## Begin ENTRIES PROVIDED

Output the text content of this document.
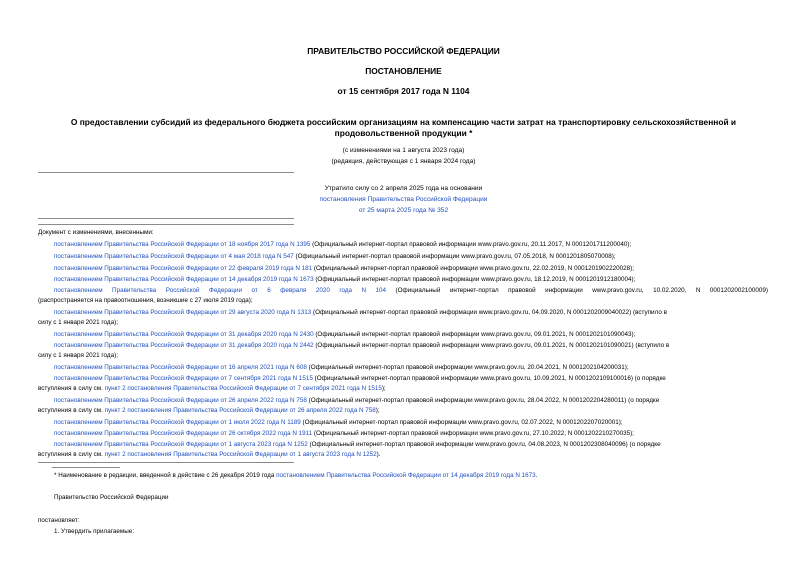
ПРАВИТЕЛЬСТВО РОССИЙСКОЙ ФЕДЕРАЦИИ
ПОСТАНОВЛЕНИЕ
от 15 сентября 2017 года N 1104
О предоставлении субсидий из федерального бюджета российским организациям на компенсацию части затрат на транспортировку сельскохозяйственной и
продовольственной продукции *
(с изменениями на 1 августа 2023 года)
(редакция, действующая с 1 января 2024 года)
Утратило силу со 2 апреля 2025 года на основании
постановления Правительства Российской Федерации
от 25 марта 2025 года № 352
Документ с изменениями, внесенными:
постановлением Правительства Российской Федерации от 18 ноября 2017 года N 1395 (Официальный интернет-портал правовой информации www.pravo.gov.ru, 20.11.2017, N 0001201711200040);
постановлением Правительства Российской Федерации от 4 мая 2018 года N 547 (Официальный интернет-портал правовой информации www.pravo.gov.ru, 07.05.2018, N 0001201805070008);
постановлением Правительства Российской Федерации от 22 февраля 2019 года N 181 (Официальный интернет-портал правовой информации www.pravo.gov.ru, 22.02.2019, N 0001201902220028);
постановлением Правительства Российской Федерации от 14 декабря 2019 года N 1673 (Официальный интернет-портал правовой информации www.pravo.gov.ru, 18.12.2019, N 0001201912180004);
постановлением Правительства Российской Федерации от 6 февраля 2020 года N 104 (Официальный интернет-портал правовой информации www.pravo.gov.ru, 10.02.2020, N 0001202002100009)
(распространяется на правоотношения, возникшие с 27 июля 2019 года);
постановлением Правительства Российской Федерации от 29 августа 2020 года N 1313 (Официальный интернет-портал правовой информации www.pravo.gov.ru, 04.09.2020, N 0001202009040022) (вступило в
силу с 1 января 2021 года);
постановлением Правительства Российской Федерации от 31 декабря 2020 года N 2430 (Официальный интернет-портал правовой информации www.pravo.gov.ru, 09.01.2021, N 0001202101090043);
постановлением Правительства Российской Федерации от 31 декабря 2020 года N 2442 (Официальный интернет-портал правовой информации www.pravo.gov.ru, 09.01.2021, N 0001202101090021) (вступило в
силу с 1 января 2021 года);
постановлением Правительства Российской Федерации от 16 апреля 2021 года N 608 (Официальный интернет-портал правовой информации www.pravo.gov.ru, 20.04.2021, N 0001202104200031);
постановлением Правительства Российской Федерации от 7 сентября 2021 года N 1515 (Официальный интернет-портал правовой информации www.pravo.gov.ru, 10.09.2021, N 0001202109100016) (о порядке
вступления в силу см. пункт 2 постановления Правительства Российской Федерации от 7 сентября 2021 года N 1515);
постановлением Правительства Российской Федерации от 26 апреля 2022 года N 758 (Официальный интернет-портал правовой информации www.pravo.gov.ru, 28.04.2022, N 0001202204280011) (о порядке
вступления в силу см. пункт 2 постановления Правительства Российской Федерации от 26 апреля 2022 года N 758);
постановлением Правительства Российской Федерации от 1 июля 2022 года N 1189 (Официальный интернет-портал правовой информации www.pravo.gov.ru, 02.07.2022, N 0001202207020001);
постановлением Правительства Российской Федерации от 26 октября 2022 года N 1911 (Официальный интернет-портал правовой информации www.pravo.gov.ru, 27.10.2022, N 0001202210270035);
постановлением Правительства Российской Федерации от 1 августа 2023 года N 1252 (Официальный интернет-портал правовой информации www.pravo.gov.ru, 04.08.2023, N 0001202308040096) (о порядке
вступления в силу см. пункт 2 постановления Правительства Российской Федерации от 1 августа 2023 года N 1252).
* Наименование в редакции, введенной в действие с 26 декабря 2019 года постановлением Правительства Российской Федерации от 14 декабря 2019 года N 1673.
Правительство Российской Федерации
постановляет:
1. Утвердить прилагаемые:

## End ENTRIES PROVIDED

_WHAT YOU HAVE TO DO:_ In the records above, tally the lines where the word "июля" appears, and give the number and nothing else.

_REPLY:_ 2